- To do
For each line below, print it again exactly as shown.

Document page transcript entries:
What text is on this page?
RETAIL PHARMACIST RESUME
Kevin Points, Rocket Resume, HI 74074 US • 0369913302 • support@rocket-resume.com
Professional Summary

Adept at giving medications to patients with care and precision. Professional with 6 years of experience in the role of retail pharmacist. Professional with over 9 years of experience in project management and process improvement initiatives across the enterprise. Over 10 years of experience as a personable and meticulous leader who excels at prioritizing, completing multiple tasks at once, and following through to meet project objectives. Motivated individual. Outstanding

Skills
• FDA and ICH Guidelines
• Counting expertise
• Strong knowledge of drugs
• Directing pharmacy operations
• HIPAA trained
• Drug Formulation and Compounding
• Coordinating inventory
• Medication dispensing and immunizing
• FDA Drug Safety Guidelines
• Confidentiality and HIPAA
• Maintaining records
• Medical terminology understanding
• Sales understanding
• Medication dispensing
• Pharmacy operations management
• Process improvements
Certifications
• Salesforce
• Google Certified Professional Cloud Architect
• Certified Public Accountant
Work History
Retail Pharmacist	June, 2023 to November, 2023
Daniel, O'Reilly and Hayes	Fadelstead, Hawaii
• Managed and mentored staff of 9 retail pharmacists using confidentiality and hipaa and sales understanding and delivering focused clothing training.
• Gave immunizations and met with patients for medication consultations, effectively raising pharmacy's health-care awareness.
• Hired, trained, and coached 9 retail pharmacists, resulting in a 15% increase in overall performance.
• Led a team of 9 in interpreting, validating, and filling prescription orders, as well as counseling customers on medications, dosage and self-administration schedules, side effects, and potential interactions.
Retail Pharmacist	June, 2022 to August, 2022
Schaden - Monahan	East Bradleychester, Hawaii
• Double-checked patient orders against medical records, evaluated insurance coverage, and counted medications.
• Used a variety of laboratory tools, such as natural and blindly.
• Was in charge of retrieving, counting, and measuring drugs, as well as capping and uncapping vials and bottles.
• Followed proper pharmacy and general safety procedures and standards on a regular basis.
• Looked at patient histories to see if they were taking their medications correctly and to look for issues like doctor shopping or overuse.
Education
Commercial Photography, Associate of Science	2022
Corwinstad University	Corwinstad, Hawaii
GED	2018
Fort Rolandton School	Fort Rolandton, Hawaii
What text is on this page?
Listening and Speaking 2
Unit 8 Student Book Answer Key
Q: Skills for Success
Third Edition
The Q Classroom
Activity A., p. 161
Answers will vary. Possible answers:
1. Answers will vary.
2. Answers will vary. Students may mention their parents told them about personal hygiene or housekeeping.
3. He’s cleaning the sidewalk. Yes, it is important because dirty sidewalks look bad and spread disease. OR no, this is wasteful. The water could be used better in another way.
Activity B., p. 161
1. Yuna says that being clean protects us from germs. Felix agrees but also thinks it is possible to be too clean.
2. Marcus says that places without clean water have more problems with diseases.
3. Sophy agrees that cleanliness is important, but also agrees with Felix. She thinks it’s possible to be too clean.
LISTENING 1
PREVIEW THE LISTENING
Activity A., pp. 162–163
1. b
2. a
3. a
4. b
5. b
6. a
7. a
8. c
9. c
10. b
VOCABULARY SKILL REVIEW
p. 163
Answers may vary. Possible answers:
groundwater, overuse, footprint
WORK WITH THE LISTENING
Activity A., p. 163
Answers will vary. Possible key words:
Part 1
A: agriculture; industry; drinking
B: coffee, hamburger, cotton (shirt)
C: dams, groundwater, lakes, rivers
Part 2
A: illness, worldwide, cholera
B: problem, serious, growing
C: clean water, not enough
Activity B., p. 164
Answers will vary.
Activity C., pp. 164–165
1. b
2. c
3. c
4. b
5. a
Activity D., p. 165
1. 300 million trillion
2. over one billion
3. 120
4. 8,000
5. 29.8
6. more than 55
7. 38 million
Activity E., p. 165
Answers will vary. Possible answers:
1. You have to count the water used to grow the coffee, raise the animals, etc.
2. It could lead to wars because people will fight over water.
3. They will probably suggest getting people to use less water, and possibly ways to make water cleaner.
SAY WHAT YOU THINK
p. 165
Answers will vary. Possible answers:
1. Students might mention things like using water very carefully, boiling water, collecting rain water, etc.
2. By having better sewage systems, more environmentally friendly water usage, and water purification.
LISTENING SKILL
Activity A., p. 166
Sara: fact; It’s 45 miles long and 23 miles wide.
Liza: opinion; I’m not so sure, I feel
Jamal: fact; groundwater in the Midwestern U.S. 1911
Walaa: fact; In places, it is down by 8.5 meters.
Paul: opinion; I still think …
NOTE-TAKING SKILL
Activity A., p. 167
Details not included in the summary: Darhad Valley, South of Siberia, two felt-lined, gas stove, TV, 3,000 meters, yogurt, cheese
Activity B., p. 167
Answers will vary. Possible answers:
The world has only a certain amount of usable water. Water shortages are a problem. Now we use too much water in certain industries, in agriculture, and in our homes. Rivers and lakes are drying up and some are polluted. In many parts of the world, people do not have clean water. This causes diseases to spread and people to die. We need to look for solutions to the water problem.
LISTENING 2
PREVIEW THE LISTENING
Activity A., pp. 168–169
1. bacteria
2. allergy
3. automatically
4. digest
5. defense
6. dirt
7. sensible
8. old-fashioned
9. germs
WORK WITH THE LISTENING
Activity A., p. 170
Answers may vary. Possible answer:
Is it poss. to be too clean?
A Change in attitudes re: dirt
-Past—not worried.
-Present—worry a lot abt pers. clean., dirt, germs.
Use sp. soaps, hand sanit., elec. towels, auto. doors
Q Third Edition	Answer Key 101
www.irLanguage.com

- Result for this exercise
What text is on this page?
RETAIL PHARMACIST RESUME
Kevin Points, Rocket Resume, HI 74074 US • 0369913302 • support@rocket-resume.com
Professional Summary

Adept at giving medications to patients with care and precision. Professional with 6 years of experience in the role of retail pharmacist. Professional with over 9 years of experience in project management and process improvement initiatives across the enterprise. Over 10 years of experience as a personable and meticulous leader who excels at prioritizing, completing multiple tasks at once, and following through to meet project objectives. Motivated individual. Outstanding

Skills
• FDA and ICH Guidelines
• Counting expertise
• Strong knowledge of drugs
• Directing pharmacy operations
• HIPAA trained
• Drug Formulation and Compounding
• Coordinating inventory
• Medication dispensing and immunizing
• FDA Drug Safety Guidelines
• Confidentiality and HIPAA
• Maintaining records
• Medical terminology understanding
• Sales understanding
• Medication dispensing
• Pharmacy operations management
• Process improvements
Certifications
• Salesforce
• Google Certified Professional Cloud Architect
• Certified Public Accountant
Work History
Retail Pharmacist	June, 2023 to November, 2023
Daniel, O'Reilly and Hayes	Fadelstead, Hawaii
• Managed and mentored staff of 9 retail pharmacists using confidentiality and hipaa and sales understanding and delivering focused clothing training.
• Gave immunizations and met with patients for medication consultations, effectively raising pharmacy's health-care awareness.
• Hired, trained, and coached 9 retail pharmacists, resulting in a 15% increase in overall performance.
• Led a team of 9 in interpreting, validating, and filling prescription orders, as well as counseling customers on medications, dosage and self-administration schedules, side effects, and potential interactions.
Retail Pharmacist	June, 2022 to August, 2022
Schaden - Monahan	East Bradleychester, Hawaii
• Double-checked patient orders against medical records, evaluated insurance coverage, and counted medications.
• Used a variety of laboratory tools, such as natural and blindly.
• Was in charge of retrieving, counting, and measuring drugs, as well as capping and uncapping vials and bottles.
• Followed proper pharmacy and general safety procedures and standards on a regular basis.
• Looked at patient histories to see if they were taking their medications correctly and to look for issues like doctor shopping or overuse.
Education
Commercial Photography, Associate of Science	2022
Corwinstad University	Corwinstad, Hawaii
GED	2018
Fort Rolandton School	Fort Rolandton, Hawaii
What text is on this page?
Listening and Speaking 2
Unit 8 Student Book Answer Key
Q: Skills for Success
Third Edition
The Q Classroom
Activity A., p. 161
Answers will vary. Possible answers:
1. Answers will vary.
2. Answers will vary. Students may mention their parents told them about personal hygiene or housekeeping.
3. He’s cleaning the sidewalk. Yes, it is important because dirty sidewalks look bad and spread disease. OR no, this is wasteful. The water could be used better in another way.
Activity B., p. 161
1. Yuna says that being clean protects us from germs. Felix agrees but also thinks it is possible to be too clean.
2. Marcus says that places without clean water have more problems with diseases.
3. Sophy agrees that cleanliness is important, but also agrees with Felix. She thinks it’s possible to be too clean.
LISTENING 1
PREVIEW THE LISTENING
Activity A., pp. 162–163
1. b
2. a
3. a
4. b
5. b
6. a
7. a
8. c
9. c
10. b
VOCABULARY SKILL REVIEW
p. 163
Answers may vary. Possible answers:
groundwater, overuse, footprint
WORK WITH THE LISTENING
Activity A., p. 163
Answers will vary. Possible key words:
Part 1
A: agriculture; industry; drinking
B: coffee, hamburger, cotton (shirt)
C: dams, groundwater, lakes, rivers
Part 2
A: illness, worldwide, cholera
B: problem, serious, growing
C: clean water, not enough
Activity B., p. 164
Answers will vary.
Activity C., pp. 164–165
1. b
2. c
3. c
4. b
5. a
Activity D., p. 165
1. 300 million trillion
2. over one billion
3. 120
4. 8,000
5. 29.8
6. more than 55
7. 38 million
Activity E., p. 165
Answers will vary. Possible answers:
1. You have to count the water used to grow the coffee, raise the animals, etc.
2. It could lead to wars because people will fight over water.
3. They will probably suggest getting people to use less water, and possibly ways to make water cleaner.
SAY WHAT YOU THINK
p. 165
Answers will vary. Possible answers:
1. Students might mention things like using water very carefully, boiling water, collecting rain water, etc.
2. By having better sewage systems, more environmentally friendly water usage, and water purification.
LISTENING SKILL
Activity A., p. 166
Sara: fact; It’s 45 miles long and 23 miles wide.
Liza: opinion; I’m not so sure, I feel
Jamal: fact; groundwater in the Midwestern U.S. 1911
Walaa: fact; In places, it is down by 8.5 meters.
Paul: opinion; I still think …
NOTE-TAKING SKILL
Activity A., p. 167
Details not included in the summary: Darhad Valley, South of Siberia, two felt-lined, gas stove, TV, 3,000 meters, yogurt, cheese
Activity B., p. 167
Answers will vary. Possible answers:
The world has only a certain amount of usable water. Water shortages are a problem. Now we use too much water in certain industries, in agriculture, and in our homes. Rivers and lakes are drying up and some are polluted. In many parts of the world, people do not have clean water. This causes diseases to spread and people to die. We need to look for solutions to the water problem.
LISTENING 2
PREVIEW THE LISTENING
Activity A., pp. 168–169
1. bacteria
2. allergy
3. automatically
4. digest
5. defense
6. dirt
7. sensible
8. old-fashioned
9. germs
WORK WITH THE LISTENING
Activity A., p. 170
Answers may vary. Possible answer:
Is it poss. to be too clean?
A Change in attitudes re: dirt
-Past—not worried.
-Present—worry a lot abt pers. clean., dirt, germs.
Use sp. soaps, hand sanit., elec. towels, auto. doors
Q Third Edition	Answer Key 101
www.irLanguage.com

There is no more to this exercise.